■ **THE PROBLEM**:
Search the material below for the string "Remise" and extract each line that has it.

■ **INPUT ROWS**:
+ + + + +
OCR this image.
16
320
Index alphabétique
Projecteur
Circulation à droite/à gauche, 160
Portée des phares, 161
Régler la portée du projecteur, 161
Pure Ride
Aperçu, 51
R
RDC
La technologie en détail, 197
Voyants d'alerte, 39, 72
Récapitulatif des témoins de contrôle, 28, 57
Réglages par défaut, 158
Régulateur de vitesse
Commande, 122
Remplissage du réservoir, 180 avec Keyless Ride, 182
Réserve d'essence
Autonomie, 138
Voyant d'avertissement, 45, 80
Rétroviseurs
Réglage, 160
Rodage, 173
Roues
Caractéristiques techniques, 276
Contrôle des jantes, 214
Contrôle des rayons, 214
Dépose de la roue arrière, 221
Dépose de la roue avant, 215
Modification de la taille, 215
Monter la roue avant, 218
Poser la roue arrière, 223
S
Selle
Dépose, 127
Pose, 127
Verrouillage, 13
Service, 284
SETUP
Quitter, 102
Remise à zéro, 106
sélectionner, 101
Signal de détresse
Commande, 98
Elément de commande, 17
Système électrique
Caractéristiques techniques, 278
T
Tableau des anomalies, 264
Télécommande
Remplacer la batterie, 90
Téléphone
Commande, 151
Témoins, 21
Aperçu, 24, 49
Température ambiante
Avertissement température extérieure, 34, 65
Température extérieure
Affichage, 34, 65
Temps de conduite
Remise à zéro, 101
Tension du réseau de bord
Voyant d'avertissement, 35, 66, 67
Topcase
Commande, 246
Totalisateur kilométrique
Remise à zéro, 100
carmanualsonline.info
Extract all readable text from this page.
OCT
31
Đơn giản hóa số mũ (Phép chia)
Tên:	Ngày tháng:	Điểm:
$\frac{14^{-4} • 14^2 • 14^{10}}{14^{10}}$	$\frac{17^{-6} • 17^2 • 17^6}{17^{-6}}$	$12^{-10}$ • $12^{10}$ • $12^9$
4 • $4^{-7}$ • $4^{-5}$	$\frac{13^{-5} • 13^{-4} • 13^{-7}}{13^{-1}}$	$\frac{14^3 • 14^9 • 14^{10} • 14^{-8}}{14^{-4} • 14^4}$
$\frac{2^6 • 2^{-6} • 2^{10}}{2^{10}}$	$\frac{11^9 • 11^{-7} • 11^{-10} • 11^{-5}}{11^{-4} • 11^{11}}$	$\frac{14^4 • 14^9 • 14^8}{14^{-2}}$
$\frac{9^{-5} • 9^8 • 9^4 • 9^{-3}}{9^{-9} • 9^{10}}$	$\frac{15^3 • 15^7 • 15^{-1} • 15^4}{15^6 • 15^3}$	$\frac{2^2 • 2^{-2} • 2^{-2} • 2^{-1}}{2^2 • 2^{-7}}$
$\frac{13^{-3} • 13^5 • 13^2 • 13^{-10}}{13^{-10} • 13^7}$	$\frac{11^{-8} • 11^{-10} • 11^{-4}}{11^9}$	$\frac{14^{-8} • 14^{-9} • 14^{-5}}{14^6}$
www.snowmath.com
+ + + + +
■ **RESPONSE**:
Remise à zéro, 106
Remise à zéro, 101
Remise à zéro, 100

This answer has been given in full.